-- start of ENTRIES PROVIDED --
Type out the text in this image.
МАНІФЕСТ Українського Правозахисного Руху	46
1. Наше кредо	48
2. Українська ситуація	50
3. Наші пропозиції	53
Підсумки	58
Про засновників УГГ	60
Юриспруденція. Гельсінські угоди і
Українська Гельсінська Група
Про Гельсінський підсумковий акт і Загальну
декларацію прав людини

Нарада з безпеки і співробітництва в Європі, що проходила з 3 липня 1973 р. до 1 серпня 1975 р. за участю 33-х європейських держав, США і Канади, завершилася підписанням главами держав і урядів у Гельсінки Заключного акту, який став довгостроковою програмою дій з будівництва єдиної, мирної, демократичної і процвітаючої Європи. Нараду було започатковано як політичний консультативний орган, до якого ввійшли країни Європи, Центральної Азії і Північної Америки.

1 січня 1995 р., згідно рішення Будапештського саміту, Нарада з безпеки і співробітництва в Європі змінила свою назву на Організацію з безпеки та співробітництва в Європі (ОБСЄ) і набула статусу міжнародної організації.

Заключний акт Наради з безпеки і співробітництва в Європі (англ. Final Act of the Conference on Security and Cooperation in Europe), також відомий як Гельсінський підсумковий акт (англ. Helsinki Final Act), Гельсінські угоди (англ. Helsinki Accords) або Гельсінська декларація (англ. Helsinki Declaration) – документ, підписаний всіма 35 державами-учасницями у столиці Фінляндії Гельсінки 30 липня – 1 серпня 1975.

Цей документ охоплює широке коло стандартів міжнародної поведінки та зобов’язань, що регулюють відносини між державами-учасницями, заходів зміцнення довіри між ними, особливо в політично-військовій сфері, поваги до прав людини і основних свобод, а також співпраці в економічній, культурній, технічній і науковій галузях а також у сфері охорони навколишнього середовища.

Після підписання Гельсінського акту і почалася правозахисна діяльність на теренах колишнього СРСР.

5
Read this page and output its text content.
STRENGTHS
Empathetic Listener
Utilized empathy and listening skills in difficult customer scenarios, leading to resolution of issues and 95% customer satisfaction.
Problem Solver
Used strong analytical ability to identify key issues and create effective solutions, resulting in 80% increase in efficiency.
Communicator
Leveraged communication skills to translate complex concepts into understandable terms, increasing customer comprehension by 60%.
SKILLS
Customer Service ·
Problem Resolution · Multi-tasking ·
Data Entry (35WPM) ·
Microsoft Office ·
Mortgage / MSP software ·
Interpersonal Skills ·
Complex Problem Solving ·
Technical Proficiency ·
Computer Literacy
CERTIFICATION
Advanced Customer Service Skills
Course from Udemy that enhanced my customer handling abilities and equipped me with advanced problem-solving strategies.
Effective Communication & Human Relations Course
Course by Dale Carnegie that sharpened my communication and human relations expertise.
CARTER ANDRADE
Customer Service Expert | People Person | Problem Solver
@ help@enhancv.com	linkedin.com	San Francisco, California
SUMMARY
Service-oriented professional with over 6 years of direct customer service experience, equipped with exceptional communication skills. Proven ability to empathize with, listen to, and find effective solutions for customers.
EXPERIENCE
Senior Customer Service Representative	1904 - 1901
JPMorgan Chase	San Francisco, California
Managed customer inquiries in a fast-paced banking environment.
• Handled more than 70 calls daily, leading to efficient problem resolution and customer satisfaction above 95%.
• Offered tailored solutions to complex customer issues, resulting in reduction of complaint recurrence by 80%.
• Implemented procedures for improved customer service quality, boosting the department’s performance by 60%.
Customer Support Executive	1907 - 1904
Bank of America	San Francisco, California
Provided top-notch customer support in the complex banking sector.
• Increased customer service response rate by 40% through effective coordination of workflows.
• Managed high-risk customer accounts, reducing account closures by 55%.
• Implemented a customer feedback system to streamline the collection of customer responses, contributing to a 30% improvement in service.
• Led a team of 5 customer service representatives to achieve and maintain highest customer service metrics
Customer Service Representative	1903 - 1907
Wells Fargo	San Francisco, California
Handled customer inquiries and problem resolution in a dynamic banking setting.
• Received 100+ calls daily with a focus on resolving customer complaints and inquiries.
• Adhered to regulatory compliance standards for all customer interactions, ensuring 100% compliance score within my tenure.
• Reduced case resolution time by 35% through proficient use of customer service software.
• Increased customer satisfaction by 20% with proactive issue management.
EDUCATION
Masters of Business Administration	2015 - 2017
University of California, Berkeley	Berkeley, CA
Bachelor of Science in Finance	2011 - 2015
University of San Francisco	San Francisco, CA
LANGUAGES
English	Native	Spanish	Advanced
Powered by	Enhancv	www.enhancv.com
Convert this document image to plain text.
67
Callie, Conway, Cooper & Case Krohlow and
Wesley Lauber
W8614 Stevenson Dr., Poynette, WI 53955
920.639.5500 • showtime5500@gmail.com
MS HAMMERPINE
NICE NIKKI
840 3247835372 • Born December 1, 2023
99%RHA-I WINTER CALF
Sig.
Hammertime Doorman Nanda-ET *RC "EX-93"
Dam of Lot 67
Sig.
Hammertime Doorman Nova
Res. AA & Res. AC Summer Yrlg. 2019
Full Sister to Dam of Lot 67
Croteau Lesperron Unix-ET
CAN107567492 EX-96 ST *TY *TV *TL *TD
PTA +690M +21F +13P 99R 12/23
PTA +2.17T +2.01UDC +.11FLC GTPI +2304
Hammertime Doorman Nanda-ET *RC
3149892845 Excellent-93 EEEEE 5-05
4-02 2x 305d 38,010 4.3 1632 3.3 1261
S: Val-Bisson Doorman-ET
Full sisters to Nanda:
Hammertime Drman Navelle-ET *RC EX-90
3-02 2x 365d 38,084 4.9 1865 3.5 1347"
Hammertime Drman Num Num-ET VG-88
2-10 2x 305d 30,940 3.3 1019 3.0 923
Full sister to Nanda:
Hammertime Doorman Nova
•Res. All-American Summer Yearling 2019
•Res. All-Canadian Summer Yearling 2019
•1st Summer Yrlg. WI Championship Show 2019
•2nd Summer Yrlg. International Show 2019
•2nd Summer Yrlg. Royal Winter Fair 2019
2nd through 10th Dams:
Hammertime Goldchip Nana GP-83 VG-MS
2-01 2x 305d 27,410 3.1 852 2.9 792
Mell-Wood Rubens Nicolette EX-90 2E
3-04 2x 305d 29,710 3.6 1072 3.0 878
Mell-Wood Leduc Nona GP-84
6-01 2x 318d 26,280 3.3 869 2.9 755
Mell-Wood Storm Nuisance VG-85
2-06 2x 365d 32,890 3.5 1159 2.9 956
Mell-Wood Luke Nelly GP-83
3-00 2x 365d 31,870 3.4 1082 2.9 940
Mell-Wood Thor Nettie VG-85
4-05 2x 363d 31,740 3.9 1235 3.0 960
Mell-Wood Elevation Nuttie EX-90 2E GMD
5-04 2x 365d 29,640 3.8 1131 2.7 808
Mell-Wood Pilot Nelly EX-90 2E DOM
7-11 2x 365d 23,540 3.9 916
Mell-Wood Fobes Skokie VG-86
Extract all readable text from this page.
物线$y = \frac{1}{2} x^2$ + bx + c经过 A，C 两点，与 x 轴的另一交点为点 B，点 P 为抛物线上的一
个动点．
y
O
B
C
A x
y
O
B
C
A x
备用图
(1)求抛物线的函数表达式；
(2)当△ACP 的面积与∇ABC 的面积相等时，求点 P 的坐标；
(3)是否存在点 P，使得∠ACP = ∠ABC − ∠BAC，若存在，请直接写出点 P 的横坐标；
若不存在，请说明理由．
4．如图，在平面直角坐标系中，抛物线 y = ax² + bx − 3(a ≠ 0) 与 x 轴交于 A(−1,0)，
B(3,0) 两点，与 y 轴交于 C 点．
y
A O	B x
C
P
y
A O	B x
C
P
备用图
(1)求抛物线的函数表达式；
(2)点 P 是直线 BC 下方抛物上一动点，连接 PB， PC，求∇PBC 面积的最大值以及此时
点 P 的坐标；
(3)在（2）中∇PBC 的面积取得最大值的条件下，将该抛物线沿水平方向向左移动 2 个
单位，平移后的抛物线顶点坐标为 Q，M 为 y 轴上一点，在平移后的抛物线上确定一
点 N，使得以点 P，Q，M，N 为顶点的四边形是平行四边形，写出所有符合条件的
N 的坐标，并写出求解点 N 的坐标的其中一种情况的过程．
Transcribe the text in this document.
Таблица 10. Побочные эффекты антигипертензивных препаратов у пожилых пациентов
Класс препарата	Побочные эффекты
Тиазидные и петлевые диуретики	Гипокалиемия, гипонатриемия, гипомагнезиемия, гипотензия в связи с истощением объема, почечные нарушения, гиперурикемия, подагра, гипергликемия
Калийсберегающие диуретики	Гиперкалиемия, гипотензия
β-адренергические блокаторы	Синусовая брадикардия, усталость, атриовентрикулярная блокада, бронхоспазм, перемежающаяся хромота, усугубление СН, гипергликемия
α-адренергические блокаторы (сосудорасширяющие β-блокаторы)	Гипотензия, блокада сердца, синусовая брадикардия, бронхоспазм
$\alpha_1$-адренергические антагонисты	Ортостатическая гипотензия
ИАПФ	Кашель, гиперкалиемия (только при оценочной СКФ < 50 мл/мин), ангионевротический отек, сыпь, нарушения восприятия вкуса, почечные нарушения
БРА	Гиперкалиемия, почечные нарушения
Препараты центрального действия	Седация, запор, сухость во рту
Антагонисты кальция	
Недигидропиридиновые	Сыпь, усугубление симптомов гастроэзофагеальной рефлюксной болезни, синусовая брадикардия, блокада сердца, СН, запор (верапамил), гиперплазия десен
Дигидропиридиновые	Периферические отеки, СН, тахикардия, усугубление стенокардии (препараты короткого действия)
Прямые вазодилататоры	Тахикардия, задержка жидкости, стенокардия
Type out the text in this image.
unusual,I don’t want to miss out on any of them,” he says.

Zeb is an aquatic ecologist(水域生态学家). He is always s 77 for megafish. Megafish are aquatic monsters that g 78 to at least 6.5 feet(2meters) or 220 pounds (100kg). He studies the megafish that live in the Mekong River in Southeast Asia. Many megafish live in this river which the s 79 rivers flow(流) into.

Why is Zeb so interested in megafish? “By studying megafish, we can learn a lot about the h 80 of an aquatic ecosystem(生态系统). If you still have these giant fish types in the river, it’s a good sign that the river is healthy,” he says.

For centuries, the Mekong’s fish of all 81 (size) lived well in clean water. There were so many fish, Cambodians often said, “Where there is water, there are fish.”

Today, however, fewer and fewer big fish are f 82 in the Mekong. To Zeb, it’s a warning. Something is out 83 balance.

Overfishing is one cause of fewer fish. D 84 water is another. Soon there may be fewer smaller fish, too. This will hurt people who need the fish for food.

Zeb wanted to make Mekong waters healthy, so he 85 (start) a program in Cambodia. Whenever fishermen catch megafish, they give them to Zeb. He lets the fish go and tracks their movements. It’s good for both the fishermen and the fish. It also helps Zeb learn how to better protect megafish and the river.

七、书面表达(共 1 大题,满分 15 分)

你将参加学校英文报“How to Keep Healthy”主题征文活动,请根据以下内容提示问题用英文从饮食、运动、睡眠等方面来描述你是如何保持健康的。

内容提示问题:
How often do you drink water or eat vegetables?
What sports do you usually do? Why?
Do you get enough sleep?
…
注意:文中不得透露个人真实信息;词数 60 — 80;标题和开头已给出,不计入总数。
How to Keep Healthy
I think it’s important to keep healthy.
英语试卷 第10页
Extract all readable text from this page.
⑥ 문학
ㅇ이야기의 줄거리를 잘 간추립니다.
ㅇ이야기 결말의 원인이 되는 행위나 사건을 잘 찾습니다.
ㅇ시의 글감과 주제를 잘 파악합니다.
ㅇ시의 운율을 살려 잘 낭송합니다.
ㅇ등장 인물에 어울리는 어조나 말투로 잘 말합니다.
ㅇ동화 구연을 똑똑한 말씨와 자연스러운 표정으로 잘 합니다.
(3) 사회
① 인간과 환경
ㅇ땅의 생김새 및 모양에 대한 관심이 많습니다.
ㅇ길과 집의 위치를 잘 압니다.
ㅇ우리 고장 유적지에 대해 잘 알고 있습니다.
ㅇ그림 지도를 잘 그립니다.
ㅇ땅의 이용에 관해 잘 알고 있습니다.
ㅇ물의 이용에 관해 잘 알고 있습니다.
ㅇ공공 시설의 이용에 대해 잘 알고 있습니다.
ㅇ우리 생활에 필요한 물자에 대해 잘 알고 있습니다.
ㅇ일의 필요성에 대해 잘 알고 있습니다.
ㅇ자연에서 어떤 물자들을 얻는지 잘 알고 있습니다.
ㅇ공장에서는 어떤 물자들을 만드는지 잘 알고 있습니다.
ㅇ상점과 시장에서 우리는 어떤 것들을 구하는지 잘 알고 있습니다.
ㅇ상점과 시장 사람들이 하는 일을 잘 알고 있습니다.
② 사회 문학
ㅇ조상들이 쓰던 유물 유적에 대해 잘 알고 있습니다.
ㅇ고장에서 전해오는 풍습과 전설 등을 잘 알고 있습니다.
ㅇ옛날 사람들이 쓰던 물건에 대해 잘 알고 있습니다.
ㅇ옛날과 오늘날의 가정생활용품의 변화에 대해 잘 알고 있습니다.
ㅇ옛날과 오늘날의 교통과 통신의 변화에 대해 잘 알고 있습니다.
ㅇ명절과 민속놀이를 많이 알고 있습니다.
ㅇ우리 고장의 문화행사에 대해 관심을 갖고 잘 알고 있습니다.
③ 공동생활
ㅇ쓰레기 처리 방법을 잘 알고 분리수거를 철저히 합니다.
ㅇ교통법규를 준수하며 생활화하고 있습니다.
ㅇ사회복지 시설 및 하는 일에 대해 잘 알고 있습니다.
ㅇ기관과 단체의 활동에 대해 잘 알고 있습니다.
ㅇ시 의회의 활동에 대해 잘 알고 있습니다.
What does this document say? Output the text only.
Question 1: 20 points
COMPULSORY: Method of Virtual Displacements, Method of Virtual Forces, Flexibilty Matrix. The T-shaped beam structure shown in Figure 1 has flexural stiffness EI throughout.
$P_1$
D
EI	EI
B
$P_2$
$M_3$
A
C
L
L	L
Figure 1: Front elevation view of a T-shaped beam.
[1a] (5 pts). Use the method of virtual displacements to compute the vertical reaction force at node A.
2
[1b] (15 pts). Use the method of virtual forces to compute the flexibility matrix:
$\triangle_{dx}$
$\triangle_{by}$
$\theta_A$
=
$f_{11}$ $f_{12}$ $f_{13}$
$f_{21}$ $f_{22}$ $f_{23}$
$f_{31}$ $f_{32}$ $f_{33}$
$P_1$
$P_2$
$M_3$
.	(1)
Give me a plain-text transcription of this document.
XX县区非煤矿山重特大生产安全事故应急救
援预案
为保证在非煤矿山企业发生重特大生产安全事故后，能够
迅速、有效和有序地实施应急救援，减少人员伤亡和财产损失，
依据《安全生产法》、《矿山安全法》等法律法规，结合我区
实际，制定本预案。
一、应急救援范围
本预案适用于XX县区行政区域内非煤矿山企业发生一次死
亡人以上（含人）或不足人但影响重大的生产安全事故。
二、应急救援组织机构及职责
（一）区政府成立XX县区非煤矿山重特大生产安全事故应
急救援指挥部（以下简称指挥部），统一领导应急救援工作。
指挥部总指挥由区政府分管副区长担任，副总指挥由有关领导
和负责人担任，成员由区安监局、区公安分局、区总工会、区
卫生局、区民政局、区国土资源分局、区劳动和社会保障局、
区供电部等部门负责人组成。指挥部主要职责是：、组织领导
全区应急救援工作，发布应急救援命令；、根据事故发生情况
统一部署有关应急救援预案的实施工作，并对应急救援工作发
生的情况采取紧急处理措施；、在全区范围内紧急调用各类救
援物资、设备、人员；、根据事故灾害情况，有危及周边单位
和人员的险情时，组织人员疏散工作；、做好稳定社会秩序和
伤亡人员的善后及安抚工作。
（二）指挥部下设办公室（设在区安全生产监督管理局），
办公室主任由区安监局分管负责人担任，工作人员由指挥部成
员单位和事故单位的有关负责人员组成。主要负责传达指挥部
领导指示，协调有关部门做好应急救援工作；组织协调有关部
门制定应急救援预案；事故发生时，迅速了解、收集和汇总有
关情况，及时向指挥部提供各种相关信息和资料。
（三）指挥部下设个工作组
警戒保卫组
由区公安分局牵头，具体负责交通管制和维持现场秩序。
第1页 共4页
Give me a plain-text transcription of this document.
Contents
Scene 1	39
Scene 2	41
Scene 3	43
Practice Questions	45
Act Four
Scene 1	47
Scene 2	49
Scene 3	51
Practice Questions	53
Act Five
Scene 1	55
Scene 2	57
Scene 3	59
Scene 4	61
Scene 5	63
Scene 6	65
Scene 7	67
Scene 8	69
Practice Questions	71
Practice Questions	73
-- end of ENTRIES PROVIDED --
• REQUIRED WORK: In the entries above, count each line holding "document" and report the total and nothing more.

• WRITTEN SOLUTION: 5